**Consegna:**
Ricopia senza alcuna modifica le righe che vanno dall'inizio fino alla riga che contiene "scale-tick (399, 40, 400, 43)", inclusa quest'ultima.

**Dati forniti:**
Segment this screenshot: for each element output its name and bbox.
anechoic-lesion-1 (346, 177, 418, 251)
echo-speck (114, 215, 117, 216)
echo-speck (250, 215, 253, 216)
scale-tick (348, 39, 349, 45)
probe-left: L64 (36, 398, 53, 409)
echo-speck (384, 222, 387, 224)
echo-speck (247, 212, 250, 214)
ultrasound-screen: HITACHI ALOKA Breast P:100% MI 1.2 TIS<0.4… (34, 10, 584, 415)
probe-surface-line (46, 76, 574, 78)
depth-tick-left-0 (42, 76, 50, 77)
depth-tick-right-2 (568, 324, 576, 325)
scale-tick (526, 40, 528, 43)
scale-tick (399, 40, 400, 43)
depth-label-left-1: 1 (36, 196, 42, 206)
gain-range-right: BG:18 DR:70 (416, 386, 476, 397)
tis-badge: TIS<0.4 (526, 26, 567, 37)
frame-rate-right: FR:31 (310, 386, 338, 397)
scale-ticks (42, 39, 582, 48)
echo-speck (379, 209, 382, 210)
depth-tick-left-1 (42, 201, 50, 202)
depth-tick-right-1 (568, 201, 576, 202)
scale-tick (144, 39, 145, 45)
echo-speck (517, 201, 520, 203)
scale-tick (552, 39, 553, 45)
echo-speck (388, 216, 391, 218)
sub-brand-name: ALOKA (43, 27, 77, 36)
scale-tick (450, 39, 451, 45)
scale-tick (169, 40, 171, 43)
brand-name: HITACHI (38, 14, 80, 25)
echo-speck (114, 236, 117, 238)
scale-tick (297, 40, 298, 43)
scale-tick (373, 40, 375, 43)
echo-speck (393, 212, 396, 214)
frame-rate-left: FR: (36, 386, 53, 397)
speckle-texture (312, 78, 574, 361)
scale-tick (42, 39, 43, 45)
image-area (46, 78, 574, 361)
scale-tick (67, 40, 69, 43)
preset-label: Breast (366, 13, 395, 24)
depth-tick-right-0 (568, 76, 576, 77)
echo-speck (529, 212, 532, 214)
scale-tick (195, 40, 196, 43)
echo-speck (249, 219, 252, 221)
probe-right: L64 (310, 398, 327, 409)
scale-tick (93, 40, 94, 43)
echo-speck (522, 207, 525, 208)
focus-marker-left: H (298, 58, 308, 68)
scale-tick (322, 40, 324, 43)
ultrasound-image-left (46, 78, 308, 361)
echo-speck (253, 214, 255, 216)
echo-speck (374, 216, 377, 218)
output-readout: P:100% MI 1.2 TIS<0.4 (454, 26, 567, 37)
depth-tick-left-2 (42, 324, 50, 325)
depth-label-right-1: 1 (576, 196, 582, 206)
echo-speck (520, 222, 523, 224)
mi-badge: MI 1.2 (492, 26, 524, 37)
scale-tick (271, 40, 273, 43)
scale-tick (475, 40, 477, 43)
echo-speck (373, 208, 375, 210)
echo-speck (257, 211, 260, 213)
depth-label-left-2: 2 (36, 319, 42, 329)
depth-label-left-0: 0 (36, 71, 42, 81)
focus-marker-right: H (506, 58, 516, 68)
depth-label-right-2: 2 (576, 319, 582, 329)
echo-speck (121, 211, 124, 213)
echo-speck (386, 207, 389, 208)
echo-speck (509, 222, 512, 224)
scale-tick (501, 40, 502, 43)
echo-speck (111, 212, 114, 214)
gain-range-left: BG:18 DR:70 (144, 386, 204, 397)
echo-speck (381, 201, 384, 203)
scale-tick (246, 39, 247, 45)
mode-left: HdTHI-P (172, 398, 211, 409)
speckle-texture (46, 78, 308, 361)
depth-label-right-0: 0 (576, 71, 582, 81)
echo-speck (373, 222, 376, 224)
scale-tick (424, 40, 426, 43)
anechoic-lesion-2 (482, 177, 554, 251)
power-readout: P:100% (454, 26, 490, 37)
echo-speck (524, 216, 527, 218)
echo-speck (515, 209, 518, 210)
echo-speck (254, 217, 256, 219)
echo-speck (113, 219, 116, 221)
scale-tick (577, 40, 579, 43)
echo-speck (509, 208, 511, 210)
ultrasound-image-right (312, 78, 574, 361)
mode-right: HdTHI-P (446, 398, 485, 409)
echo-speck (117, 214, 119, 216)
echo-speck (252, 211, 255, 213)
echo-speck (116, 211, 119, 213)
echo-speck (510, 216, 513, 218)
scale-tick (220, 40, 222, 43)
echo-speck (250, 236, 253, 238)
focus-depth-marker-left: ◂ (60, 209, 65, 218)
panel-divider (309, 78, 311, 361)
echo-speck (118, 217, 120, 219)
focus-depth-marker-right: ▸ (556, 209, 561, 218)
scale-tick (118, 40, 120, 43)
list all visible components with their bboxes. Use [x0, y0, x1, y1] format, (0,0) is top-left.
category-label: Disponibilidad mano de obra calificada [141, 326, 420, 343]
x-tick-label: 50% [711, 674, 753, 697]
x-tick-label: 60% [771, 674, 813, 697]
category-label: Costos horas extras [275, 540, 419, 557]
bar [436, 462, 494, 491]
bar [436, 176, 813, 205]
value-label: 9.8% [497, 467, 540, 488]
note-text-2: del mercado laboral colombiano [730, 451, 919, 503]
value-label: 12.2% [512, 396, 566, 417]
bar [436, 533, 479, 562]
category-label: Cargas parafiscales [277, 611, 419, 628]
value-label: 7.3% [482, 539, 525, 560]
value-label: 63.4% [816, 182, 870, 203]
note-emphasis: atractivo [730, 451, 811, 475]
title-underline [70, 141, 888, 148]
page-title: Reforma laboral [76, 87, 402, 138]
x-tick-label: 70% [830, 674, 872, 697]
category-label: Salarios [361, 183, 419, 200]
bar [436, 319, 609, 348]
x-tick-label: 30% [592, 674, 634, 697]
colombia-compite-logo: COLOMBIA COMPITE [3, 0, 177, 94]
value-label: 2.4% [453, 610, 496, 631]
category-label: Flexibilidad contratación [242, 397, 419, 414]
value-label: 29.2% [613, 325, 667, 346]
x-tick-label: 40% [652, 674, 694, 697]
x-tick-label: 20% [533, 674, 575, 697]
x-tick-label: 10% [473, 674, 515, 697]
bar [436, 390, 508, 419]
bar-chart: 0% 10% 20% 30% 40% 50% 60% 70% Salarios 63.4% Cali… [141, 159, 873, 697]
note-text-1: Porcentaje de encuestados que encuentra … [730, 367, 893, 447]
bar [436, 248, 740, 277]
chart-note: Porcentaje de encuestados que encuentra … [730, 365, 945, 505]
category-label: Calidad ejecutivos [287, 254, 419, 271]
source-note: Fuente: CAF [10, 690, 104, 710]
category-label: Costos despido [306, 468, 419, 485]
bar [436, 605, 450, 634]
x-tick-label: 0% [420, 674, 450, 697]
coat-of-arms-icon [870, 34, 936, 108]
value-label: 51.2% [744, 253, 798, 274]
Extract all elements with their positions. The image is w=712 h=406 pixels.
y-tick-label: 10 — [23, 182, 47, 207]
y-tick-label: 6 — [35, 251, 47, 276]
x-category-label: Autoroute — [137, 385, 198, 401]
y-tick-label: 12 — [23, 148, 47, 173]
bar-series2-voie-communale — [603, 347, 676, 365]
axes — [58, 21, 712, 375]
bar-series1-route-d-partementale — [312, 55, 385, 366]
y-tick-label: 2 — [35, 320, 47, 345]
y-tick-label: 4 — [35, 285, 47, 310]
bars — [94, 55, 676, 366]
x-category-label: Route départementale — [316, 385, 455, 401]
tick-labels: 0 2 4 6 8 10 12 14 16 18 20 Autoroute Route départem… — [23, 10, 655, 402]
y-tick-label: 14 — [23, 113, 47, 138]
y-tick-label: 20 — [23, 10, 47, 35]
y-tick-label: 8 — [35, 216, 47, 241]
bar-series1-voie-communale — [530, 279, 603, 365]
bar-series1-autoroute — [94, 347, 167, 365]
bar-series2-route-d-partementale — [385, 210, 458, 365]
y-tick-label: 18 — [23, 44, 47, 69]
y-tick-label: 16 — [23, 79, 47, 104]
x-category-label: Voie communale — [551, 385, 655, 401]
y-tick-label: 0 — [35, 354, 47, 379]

**Risposta:**
Segment this screenshot: for each element output its name and bbox.
anechoic-lesion-1 (346, 177, 418, 251)
echo-speck (114, 215, 117, 216)
echo-speck (250, 215, 253, 216)
scale-tick (348, 39, 349, 45)
probe-left: L64 (36, 398, 53, 409)
echo-speck (384, 222, 387, 224)
echo-speck (247, 212, 250, 214)
ultrasound-screen: HITACHI ALOKA Breast P:100% MI 1.2 TIS<0.4… (34, 10, 584, 415)
probe-surface-line (46, 76, 574, 78)
depth-tick-left-0 (42, 76, 50, 77)
depth-tick-right-2 (568, 324, 576, 325)
scale-tick (526, 40, 528, 43)
scale-tick (399, 40, 400, 43)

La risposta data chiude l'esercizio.